_STATED TASK_
Return the count of lines that hold the string "Decision", with no other words.

[Entries with figure data]
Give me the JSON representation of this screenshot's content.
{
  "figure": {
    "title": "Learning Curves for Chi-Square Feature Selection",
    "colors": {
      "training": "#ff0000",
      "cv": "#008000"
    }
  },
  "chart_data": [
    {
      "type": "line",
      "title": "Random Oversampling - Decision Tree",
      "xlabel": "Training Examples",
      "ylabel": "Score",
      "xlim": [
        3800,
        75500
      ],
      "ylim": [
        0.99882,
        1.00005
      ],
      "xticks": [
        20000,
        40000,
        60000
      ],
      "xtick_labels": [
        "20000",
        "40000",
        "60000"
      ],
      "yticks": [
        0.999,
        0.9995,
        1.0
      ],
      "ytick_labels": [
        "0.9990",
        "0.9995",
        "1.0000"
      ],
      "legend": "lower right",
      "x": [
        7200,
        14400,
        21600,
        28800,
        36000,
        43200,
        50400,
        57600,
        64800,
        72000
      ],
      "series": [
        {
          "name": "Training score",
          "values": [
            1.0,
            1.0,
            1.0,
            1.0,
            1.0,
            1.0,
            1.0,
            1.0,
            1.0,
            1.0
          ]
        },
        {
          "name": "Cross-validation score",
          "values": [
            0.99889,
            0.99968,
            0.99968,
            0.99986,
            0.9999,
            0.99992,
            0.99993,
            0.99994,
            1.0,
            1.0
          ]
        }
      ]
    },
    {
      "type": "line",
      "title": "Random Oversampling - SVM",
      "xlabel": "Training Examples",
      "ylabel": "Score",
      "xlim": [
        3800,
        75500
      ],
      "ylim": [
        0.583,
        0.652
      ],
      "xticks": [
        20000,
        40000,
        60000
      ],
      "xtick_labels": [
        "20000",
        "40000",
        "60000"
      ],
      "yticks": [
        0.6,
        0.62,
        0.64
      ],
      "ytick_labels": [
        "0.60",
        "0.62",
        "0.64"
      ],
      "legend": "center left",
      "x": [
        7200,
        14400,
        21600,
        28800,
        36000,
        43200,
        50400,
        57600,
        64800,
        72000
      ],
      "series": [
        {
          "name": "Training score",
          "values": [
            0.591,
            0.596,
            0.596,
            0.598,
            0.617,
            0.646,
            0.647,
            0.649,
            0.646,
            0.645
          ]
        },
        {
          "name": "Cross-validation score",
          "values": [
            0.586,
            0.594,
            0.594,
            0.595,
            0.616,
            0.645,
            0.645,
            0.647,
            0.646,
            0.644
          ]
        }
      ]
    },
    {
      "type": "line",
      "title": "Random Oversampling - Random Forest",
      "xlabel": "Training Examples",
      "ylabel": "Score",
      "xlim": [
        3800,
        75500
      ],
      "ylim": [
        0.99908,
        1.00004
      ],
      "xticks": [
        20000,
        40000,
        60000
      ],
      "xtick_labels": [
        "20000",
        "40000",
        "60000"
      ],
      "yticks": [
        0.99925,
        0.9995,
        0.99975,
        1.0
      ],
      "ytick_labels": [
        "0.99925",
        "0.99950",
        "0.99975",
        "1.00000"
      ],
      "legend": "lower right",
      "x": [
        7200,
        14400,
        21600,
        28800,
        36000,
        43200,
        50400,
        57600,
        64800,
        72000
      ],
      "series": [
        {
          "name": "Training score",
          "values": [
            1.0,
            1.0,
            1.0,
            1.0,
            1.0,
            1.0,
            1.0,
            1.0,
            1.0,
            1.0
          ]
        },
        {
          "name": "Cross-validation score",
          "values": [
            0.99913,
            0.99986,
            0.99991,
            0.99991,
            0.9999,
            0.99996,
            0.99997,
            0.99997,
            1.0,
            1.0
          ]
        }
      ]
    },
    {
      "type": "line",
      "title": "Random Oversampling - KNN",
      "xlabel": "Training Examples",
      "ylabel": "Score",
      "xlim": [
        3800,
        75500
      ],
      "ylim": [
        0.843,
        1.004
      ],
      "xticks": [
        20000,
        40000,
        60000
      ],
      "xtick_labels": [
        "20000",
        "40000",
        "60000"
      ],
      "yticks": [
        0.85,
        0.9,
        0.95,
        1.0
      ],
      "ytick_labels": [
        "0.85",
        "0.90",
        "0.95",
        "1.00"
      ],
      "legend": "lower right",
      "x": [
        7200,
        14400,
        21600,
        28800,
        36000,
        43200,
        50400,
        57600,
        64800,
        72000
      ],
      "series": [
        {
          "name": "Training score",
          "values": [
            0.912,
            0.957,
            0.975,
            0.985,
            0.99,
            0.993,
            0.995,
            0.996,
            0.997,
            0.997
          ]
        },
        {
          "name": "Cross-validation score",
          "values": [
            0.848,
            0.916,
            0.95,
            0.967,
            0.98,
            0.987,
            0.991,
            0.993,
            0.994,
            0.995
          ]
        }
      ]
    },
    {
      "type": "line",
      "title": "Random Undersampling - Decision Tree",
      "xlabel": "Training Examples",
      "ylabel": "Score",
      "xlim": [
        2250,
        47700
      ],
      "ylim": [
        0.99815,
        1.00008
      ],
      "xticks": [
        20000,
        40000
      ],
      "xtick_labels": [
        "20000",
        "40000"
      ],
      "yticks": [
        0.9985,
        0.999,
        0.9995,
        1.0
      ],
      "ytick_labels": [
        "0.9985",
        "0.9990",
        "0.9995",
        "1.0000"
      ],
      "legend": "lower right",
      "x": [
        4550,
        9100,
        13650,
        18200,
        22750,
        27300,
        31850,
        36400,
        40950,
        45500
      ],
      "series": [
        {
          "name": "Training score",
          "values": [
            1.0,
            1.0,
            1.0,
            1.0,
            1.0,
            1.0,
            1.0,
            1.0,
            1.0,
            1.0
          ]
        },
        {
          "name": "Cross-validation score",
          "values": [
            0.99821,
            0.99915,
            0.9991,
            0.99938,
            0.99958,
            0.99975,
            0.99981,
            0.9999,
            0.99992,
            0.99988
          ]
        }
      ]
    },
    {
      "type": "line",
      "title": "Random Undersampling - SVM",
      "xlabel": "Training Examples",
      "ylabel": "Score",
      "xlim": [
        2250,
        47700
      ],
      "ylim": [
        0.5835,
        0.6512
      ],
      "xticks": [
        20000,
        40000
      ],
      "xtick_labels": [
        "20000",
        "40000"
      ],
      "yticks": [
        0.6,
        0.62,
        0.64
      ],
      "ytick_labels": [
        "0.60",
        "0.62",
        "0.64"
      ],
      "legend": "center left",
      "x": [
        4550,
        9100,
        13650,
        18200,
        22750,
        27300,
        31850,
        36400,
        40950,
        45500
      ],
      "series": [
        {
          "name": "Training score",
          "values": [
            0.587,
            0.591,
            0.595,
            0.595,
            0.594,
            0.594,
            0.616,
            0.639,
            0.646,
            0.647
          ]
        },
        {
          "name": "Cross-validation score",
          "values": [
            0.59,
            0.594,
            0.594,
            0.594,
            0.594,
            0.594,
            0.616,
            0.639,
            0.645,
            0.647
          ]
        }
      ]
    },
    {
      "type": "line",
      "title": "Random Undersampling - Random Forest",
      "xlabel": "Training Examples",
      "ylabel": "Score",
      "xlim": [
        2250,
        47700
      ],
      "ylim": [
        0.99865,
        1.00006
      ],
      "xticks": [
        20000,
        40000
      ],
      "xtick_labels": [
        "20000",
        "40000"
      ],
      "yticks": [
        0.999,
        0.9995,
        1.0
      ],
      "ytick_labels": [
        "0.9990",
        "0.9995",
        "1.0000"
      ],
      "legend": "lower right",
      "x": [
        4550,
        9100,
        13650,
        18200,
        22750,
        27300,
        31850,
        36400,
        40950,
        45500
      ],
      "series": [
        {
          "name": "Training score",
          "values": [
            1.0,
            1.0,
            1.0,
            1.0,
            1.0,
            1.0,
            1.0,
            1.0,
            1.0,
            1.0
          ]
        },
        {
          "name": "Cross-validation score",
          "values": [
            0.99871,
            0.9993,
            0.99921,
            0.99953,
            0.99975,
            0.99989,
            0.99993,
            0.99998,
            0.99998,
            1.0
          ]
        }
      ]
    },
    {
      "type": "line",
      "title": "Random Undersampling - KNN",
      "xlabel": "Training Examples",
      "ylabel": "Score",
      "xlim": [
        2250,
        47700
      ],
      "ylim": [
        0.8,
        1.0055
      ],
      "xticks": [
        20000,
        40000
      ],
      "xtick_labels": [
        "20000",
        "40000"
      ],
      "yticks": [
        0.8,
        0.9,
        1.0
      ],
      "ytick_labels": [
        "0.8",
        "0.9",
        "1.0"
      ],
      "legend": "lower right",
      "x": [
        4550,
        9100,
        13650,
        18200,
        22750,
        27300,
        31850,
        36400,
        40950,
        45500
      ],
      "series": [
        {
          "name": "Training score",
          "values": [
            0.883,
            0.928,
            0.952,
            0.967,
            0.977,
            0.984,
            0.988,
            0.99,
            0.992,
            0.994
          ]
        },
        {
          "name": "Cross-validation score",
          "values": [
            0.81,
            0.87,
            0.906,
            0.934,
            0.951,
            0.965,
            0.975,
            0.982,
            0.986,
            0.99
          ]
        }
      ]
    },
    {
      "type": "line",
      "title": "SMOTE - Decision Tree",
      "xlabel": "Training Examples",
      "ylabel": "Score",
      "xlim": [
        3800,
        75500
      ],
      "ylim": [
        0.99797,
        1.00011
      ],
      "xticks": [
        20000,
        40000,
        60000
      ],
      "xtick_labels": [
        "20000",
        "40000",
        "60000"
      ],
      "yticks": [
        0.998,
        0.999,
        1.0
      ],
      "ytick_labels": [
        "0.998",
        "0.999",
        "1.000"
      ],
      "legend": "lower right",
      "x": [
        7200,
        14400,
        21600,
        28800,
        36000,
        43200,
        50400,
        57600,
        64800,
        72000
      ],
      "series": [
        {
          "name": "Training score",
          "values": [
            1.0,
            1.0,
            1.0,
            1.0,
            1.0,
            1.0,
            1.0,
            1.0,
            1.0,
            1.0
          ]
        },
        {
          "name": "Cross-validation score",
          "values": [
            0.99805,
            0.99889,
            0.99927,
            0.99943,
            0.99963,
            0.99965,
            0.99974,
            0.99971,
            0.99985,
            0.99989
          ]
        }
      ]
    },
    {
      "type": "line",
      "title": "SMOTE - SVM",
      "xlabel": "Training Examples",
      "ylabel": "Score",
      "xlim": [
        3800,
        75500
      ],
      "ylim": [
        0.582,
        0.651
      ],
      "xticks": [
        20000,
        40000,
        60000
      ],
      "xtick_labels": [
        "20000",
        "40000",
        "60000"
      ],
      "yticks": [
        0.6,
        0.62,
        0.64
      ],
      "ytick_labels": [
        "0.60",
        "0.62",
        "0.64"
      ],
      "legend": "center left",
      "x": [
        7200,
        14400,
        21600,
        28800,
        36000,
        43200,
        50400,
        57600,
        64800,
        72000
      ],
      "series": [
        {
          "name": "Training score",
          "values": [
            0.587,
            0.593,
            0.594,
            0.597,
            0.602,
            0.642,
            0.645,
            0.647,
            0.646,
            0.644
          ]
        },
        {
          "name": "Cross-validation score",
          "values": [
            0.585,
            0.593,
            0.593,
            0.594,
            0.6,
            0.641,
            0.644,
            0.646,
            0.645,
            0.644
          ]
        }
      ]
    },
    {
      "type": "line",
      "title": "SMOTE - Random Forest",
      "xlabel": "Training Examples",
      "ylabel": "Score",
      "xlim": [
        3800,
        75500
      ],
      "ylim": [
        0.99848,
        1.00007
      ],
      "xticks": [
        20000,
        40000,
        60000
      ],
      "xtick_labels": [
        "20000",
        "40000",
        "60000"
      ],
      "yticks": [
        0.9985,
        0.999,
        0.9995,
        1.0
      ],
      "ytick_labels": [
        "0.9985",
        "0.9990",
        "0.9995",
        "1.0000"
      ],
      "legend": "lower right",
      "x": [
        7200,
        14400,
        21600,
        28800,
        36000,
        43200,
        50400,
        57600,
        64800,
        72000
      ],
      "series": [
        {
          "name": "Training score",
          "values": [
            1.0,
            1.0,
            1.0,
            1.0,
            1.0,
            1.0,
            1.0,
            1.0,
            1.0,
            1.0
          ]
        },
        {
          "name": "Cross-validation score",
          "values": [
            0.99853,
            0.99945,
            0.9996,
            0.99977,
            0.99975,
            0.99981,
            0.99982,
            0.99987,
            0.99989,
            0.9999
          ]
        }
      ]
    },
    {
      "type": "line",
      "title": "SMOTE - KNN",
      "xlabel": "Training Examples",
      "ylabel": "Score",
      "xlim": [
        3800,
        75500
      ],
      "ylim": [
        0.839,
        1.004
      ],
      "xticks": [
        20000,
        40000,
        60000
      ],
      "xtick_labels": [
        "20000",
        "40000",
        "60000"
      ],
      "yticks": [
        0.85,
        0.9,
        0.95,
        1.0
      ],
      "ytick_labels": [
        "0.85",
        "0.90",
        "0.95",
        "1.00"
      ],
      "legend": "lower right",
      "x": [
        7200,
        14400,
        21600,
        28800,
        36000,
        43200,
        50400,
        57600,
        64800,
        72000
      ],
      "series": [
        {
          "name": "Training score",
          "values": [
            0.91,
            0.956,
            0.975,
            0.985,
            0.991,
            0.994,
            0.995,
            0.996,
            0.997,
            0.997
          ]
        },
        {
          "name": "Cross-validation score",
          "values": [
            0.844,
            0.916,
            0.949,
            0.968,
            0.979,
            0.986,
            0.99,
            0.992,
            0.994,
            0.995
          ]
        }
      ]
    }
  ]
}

_THE RESPONSE_
3